→ GIVEN REQUEST: Everything in the listing except the pictures should be written out exactly.

→ SOURCE DATA:
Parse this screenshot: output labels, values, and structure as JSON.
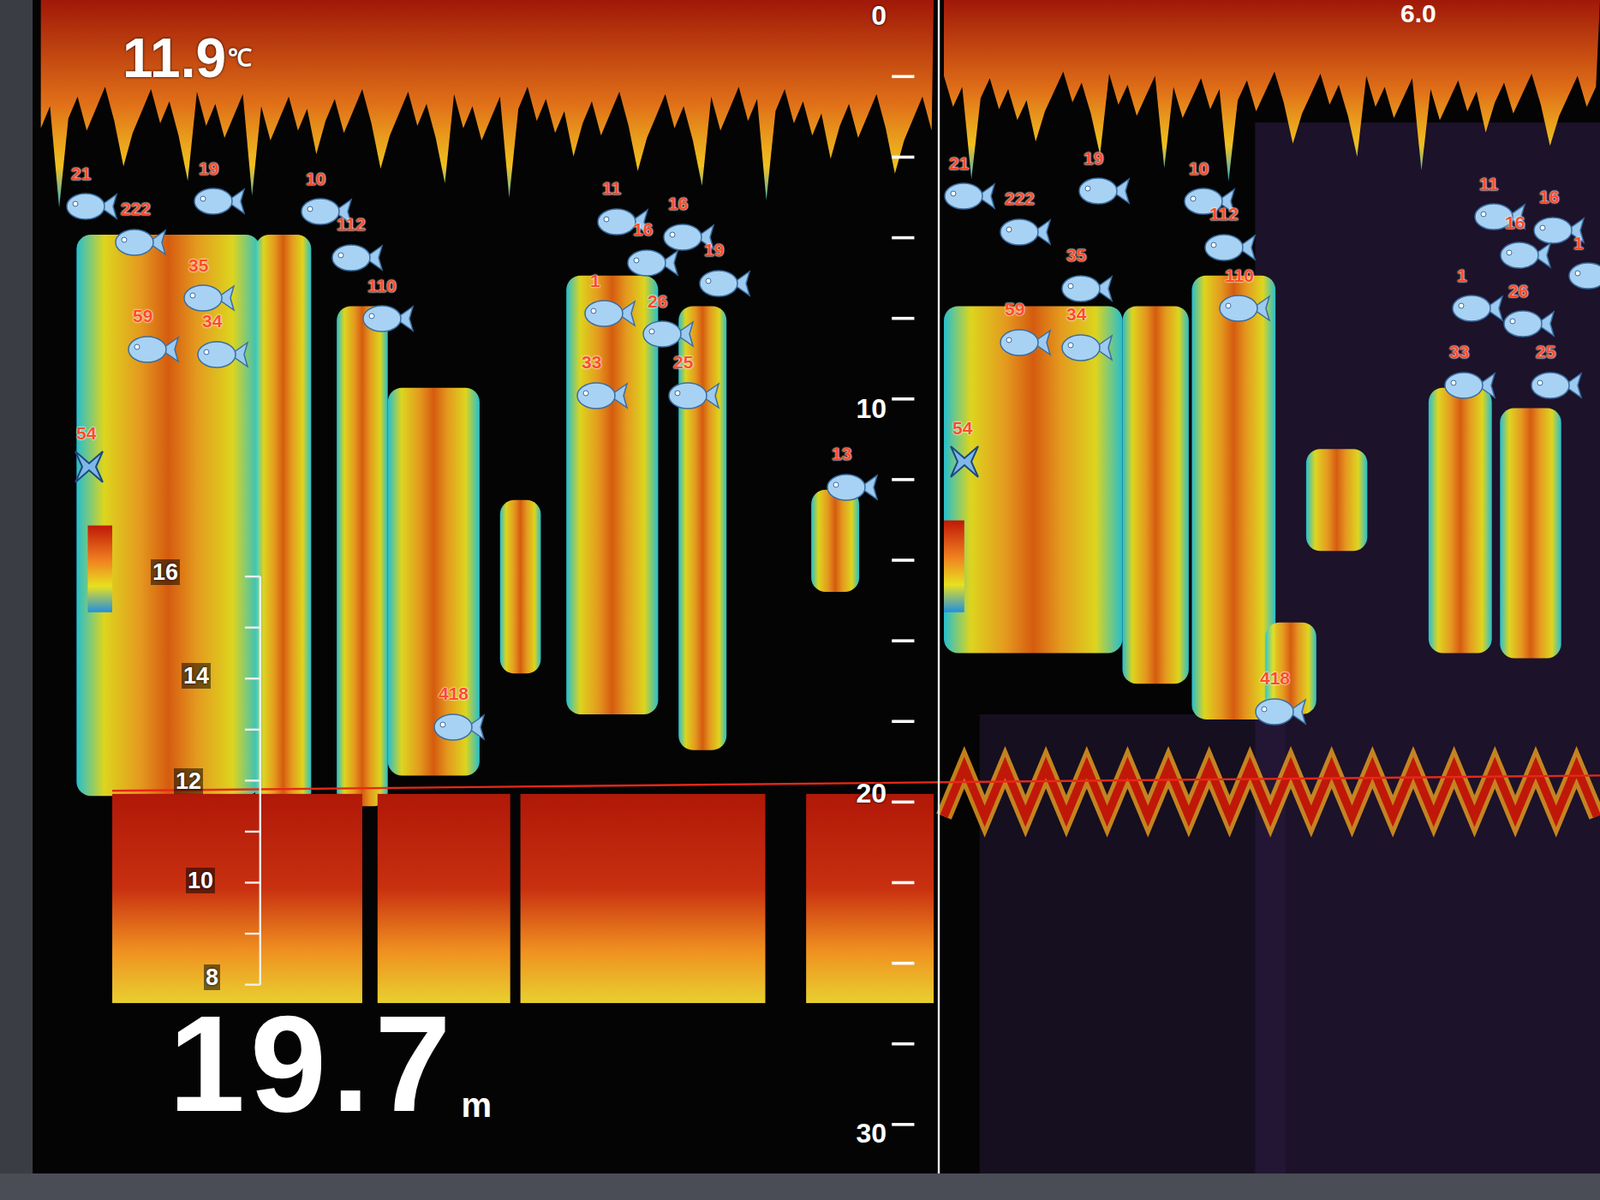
{
  "readout": {
    "temperature": "11.9",
    "temperature_unit": "℃",
    "depth": "19.7",
    "depth_unit": "m"
  },
  "depth_scale": [
    "0",
    "10",
    "20",
    "30"
  ],
  "range_right": "6.0",
  "gain_scale": [
    "16",
    "14",
    "12",
    "10",
    "8"
  ],
  "left_panel": {
    "targets": [
      {
        "label": "21",
        "kind": "fish"
      },
      {
        "label": "19",
        "kind": "fish"
      },
      {
        "label": "10",
        "kind": "fish"
      },
      {
        "label": "222",
        "kind": "fish"
      },
      {
        "label": "112",
        "kind": "fish"
      },
      {
        "label": "35",
        "kind": "fish"
      },
      {
        "label": "110",
        "kind": "fish"
      },
      {
        "label": "59",
        "kind": "fish"
      },
      {
        "label": "34",
        "kind": "fish"
      },
      {
        "label": "54",
        "kind": "marker"
      },
      {
        "label": "11",
        "kind": "fish"
      },
      {
        "label": "16",
        "kind": "fish"
      },
      {
        "label": "16",
        "kind": "fish"
      },
      {
        "label": "19",
        "kind": "fish"
      },
      {
        "label": "1",
        "kind": "fish"
      },
      {
        "label": "26",
        "kind": "fish"
      },
      {
        "label": "33",
        "kind": "fish"
      },
      {
        "label": "25",
        "kind": "fish"
      },
      {
        "label": "13",
        "kind": "fish"
      },
      {
        "label": "418",
        "kind": "fish"
      }
    ]
  },
  "right_panel": {
    "targets": [
      {
        "label": "21",
        "kind": "fish"
      },
      {
        "label": "19",
        "kind": "fish"
      },
      {
        "label": "10",
        "kind": "fish"
      },
      {
        "label": "222",
        "kind": "fish"
      },
      {
        "label": "112",
        "kind": "fish"
      },
      {
        "label": "35",
        "kind": "fish"
      },
      {
        "label": "110",
        "kind": "fish"
      },
      {
        "label": "59",
        "kind": "fish"
      },
      {
        "label": "34",
        "kind": "fish"
      },
      {
        "label": "54",
        "kind": "marker"
      },
      {
        "label": "418",
        "kind": "fish"
      },
      {
        "label": "11",
        "kind": "fish"
      },
      {
        "label": "16",
        "kind": "fish"
      },
      {
        "label": "16",
        "kind": "fish"
      },
      {
        "label": "1",
        "kind": "fish"
      },
      {
        "label": "1",
        "kind": "fish"
      },
      {
        "label": "26",
        "kind": "fish"
      },
      {
        "label": "33",
        "kind": "fish"
      },
      {
        "label": "25",
        "kind": "fish"
      }
    ]
  }
}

→ OUTPUT BELOW:
Parse this screenshot: output labels, values, and structure as JSON.
{
  "readout": {
    "temperature": "11.9",
    "temperature_unit": "℃",
    "depth": "19.7",
    "depth_unit": "m"
  },
  "depth_scale": [
    "0",
    "10",
    "20",
    "30"
  ],
  "range_right": "6.0",
  "gain_scale": [
    "16",
    "14",
    "12",
    "10",
    "8"
  ],
  "left_panel": {
    "targets": [
      {
        "label": "21",
        "kind": "fish"
      },
      {
        "label": "19",
        "kind": "fish"
      },
      {
        "label": "10",
        "kind": "fish"
      },
      {
        "label": "222",
        "kind": "fish"
      },
      {
        "label": "112",
        "kind": "fish"
      },
      {
        "label": "35",
        "kind": "fish"
      },
      {
        "label": "110",
        "kind": "fish"
      },
      {
        "label": "59",
        "kind": "fish"
      },
      {
        "label": "34",
        "kind": "fish"
      },
      {
        "label": "54",
        "kind": "marker"
      },
      {
        "label": "11",
        "kind": "fish"
      },
      {
        "label": "16",
        "kind": "fish"
      },
      {
        "label": "16",
        "kind": "fish"
      },
      {
        "label": "19",
        "kind": "fish"
      },
      {
        "label": "1",
        "kind": "fish"
      },
      {
        "label": "26",
        "kind": "fish"
      },
      {
        "label": "33",
        "kind": "fish"
      },
      {
        "label": "25",
        "kind": "fish"
      },
      {
        "label": "13",
        "kind": "fish"
      },
      {
        "label": "418",
        "kind": "fish"
      }
    ]
  },
  "right_panel": {
    "targets": [
      {
        "label": "21",
        "kind": "fish"
      },
      {
        "label": "19",
        "kind": "fish"
      },
      {
        "label": "10",
        "kind": "fish"
      },
      {
        "label": "222",
        "kind": "fish"
      },
      {
        "label": "112",
        "kind": "fish"
      },
      {
        "label": "35",
        "kind": "fish"
      },
      {
        "label": "110",
        "kind": "fish"
      },
      {
        "label": "59",
        "kind": "fish"
      },
      {
        "label": "34",
        "kind": "fish"
      },
      {
        "label": "54",
        "kind": "marker"
      },
      {
        "label": "418",
        "kind": "fish"
      },
      {
        "label": "11",
        "kind": "fish"
      },
      {
        "label": "16",
        "kind": "fish"
      },
      {
        "label": "16",
        "kind": "fish"
      },
      {
        "label": "1",
        "kind": "fish"
      },
      {
        "label": "1",
        "kind": "fish"
      },
      {
        "label": "26",
        "kind": "fish"
      },
      {
        "label": "33",
        "kind": "fish"
      },
      {
        "label": "25",
        "kind": "fish"
      }
    ]
  }
}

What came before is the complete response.